* start *
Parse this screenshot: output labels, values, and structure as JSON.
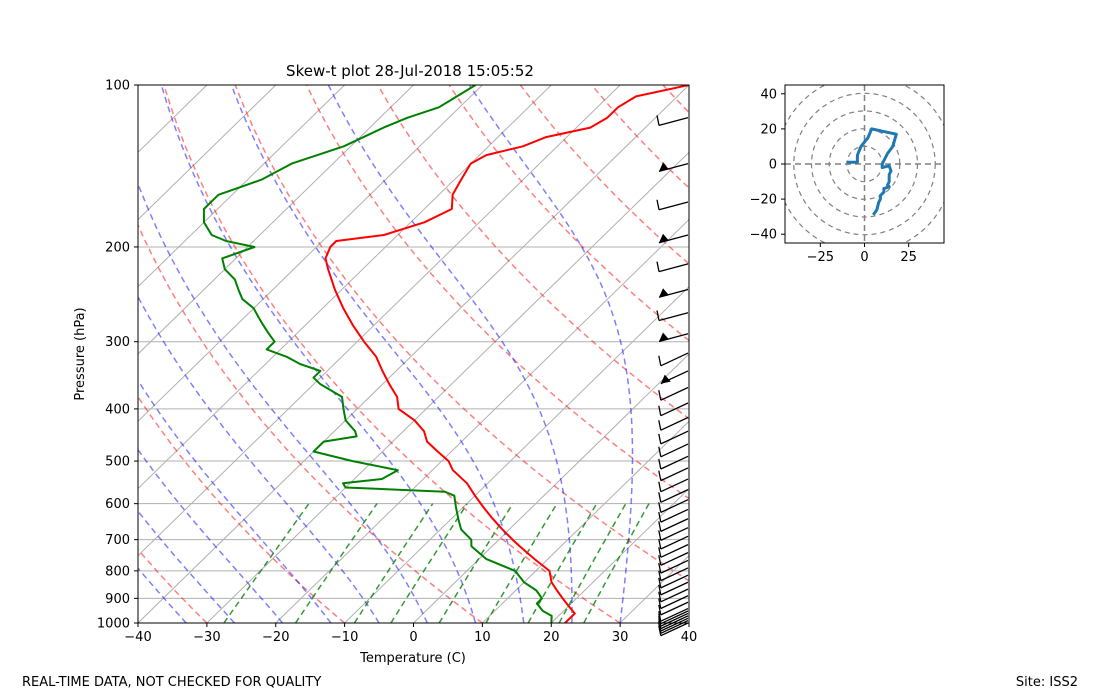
{
  "chart_data": [
    {
      "type": "line",
      "name": "skew-t",
      "title": "Skew-t plot 28-Jul-2018 15:05:52",
      "xlabel": "Temperature (C)",
      "ylabel": "Pressure (hPa)",
      "xlim": [
        -40,
        40
      ],
      "ylim": [
        1000,
        100
      ],
      "y_scale": "log",
      "grid": true,
      "x_ticks": [
        "−40",
        "−30",
        "−20",
        "−10",
        "0",
        "10",
        "20",
        "30",
        "40"
      ],
      "y_ticks": [
        "100",
        "200",
        "300",
        "400",
        "500",
        "600",
        "700",
        "800",
        "900",
        "1000"
      ],
      "series": [
        {
          "color": "#ff0000",
          "p": [
            1000,
            960,
            930,
            900,
            870,
            840,
            800,
            760,
            720,
            700,
            670,
            640,
            610,
            580,
            550,
            520,
            500,
            480,
            460,
            440,
            420,
            400,
            380,
            360,
            340,
            320,
            300,
            280,
            260,
            240,
            220,
            210,
            200,
            195,
            190,
            185,
            180,
            170,
            160,
            150,
            140,
            135,
            130,
            125,
            120,
            115,
            110,
            105,
            100
          ],
          "t": [
            22,
            22,
            20,
            18,
            16,
            14,
            12,
            8,
            4,
            2,
            -1,
            -4,
            -7,
            -10,
            -13,
            -17,
            -19,
            -22,
            -25,
            -27,
            -30,
            -34,
            -36,
            -39,
            -42,
            -45,
            -49,
            -53,
            -57,
            -61,
            -65,
            -67,
            -68,
            -68,
            -62,
            -60,
            -58,
            -56,
            -58,
            -59,
            -60,
            -59,
            -55,
            -53,
            -48,
            -47,
            -47,
            -46,
            -40
          ]
        },
        {
          "color": "#008000",
          "p": [
            1000,
            970,
            950,
            920,
            900,
            870,
            840,
            800,
            760,
            720,
            700,
            670,
            640,
            610,
            580,
            570,
            560,
            550,
            540,
            520,
            500,
            480,
            460,
            450,
            440,
            420,
            400,
            380,
            360,
            350,
            340,
            330,
            320,
            310,
            300,
            290,
            280,
            270,
            260,
            250,
            240,
            230,
            220,
            210,
            200,
            195,
            190,
            180,
            170,
            160,
            150,
            140,
            130,
            120,
            115,
            110,
            105,
            100
          ],
          "t": [
            20,
            19,
            17,
            15,
            15,
            13,
            10,
            7,
            1,
            -3,
            -4,
            -7,
            -9,
            -11,
            -13,
            -15,
            -30,
            -31,
            -26,
            -25,
            -33,
            -40,
            -40,
            -36,
            -37,
            -40,
            -42,
            -44,
            -49,
            -51,
            -51,
            -55,
            -58,
            -62,
            -62,
            -64,
            -66,
            -68,
            -70,
            -73,
            -75,
            -77,
            -80,
            -82,
            -79,
            -84,
            -87,
            -90,
            -92,
            -92,
            -88,
            -86,
            -81,
            -78,
            -76,
            -73,
            -72,
            -71
          ]
        }
      ],
      "reference_lines": {
        "dry_adiabats": {
          "color": "#ff0000",
          "style": "dashed",
          "opacity": 0.5
        },
        "moist_adiabats": {
          "color": "#0000ff",
          "style": "dashed",
          "opacity": 0.5
        },
        "mixing_ratio_lines": {
          "color": "#008000",
          "style": "dashed"
        }
      },
      "wind_barbs": {
        "position": "right",
        "color": "#000000"
      }
    },
    {
      "type": "line",
      "name": "hodograph",
      "xlim": [
        -45,
        45
      ],
      "ylim": [
        -45,
        45
      ],
      "x_ticks": [
        "−25",
        "0",
        "25"
      ],
      "y_ticks": [
        "40",
        "20",
        "0",
        "−20",
        "−40"
      ],
      "rings": [
        10,
        20,
        30,
        40,
        50
      ],
      "color": "#1f77b4",
      "u": [
        -10,
        -4,
        -4,
        -2,
        2,
        4,
        18,
        16,
        13,
        10,
        10,
        14,
        15,
        14,
        14,
        13,
        14,
        11,
        11,
        9,
        9,
        8,
        7,
        5
      ],
      "v": [
        1,
        1,
        5,
        10,
        15,
        20,
        17,
        10,
        6,
        0,
        -2,
        -1,
        -4,
        -6,
        -10,
        -12,
        -13,
        -14,
        -16,
        -18,
        -20,
        -22,
        -26,
        -29
      ]
    }
  ],
  "footer": {
    "left": "REAL-TIME DATA, NOT CHECKED FOR QUALITY",
    "right": "Site: ISS2"
  }
}
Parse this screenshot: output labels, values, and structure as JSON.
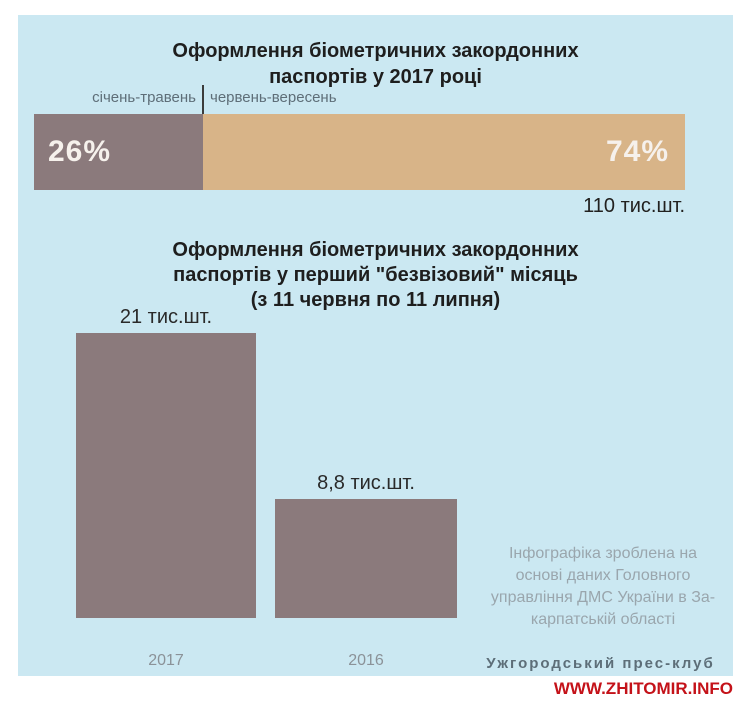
{
  "colors": {
    "page_bg": "#ffffff",
    "panel_bg": "#cbe8f2",
    "bar_gray": "#8b7a7c",
    "bar_tan": "#d8b488",
    "title_text": "#1e1e1e",
    "segment_label_text": "#5e6e78",
    "percent_text": "#f6f1ec",
    "value_text": "#22211f",
    "year_label_text": "#8b9298",
    "source_text": "#9aa6ad",
    "press_club_text": "#5d6e78",
    "watermark_red": "#c41219"
  },
  "chart1": {
    "title": "Оформлення біометричних закордонних\nпаспортів у 2017 році",
    "segments": [
      {
        "label": "січень-травень",
        "pct": 26,
        "pct_label": "26%"
      },
      {
        "label": "червень-вересень",
        "pct": 74,
        "pct_label": "74%"
      }
    ],
    "total_label": "110 тис.шт."
  },
  "chart2": {
    "title": "Оформлення біометричних закордонних\nпаспортів у перший \"безвізовий\" місяць\n(з 11 червня по 11 липня)",
    "bars": [
      {
        "year": "2017",
        "value": 21,
        "value_label": "21 тис.шт."
      },
      {
        "year": "2016",
        "value": 8.8,
        "value_label": "8,8 тис.шт."
      }
    ]
  },
  "source_note": "Інфографіка зроблена на\nоснові даних Головного\nуправління ДМС України в За-\nкарпатській області",
  "credit": "Ужгородський прес-клуб",
  "watermark": "WWW.ZHITOMIR.INFO",
  "chart_data": [
    {
      "type": "bar",
      "subtype": "stacked-horizontal-percent",
      "title": "Оформлення біометричних закордонних паспортів у 2017 році",
      "categories": [
        "січень-травень",
        "червень-вересень"
      ],
      "values": [
        26,
        74
      ],
      "unit": "%",
      "total_annotation": "110 тис.шт.",
      "legend_position": "above-bar",
      "grid": false,
      "colors": [
        "#8b7a7c",
        "#d8b488"
      ]
    },
    {
      "type": "bar",
      "title": "Оформлення біометричних закордонних паспортів у перший \"безвізовий\" місяць (з 11 червня по 11 липня)",
      "categories": [
        "2017",
        "2016"
      ],
      "values": [
        21,
        8.8
      ],
      "unit": "тис.шт.",
      "value_labels": [
        "21 тис.шт.",
        "8,8 тис.шт."
      ],
      "ylim": [
        0,
        21
      ],
      "grid": false,
      "colors": [
        "#8b7a7c",
        "#8b7a7c"
      ]
    }
  ]
}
* end *
- Task brief:
Select every line of the material above holding the word "липня" and copy it.

- Task response:
    "title": "Оформлення біометричних закордонних\nпаспортів у перший \"безвізовий\" місяць\n(з 11 червня по 11 липня)",
      "title": "Оформлення біометричних закордонних паспортів у перший \"безвізовий\" місяць (з 11 червня по 11 липня)",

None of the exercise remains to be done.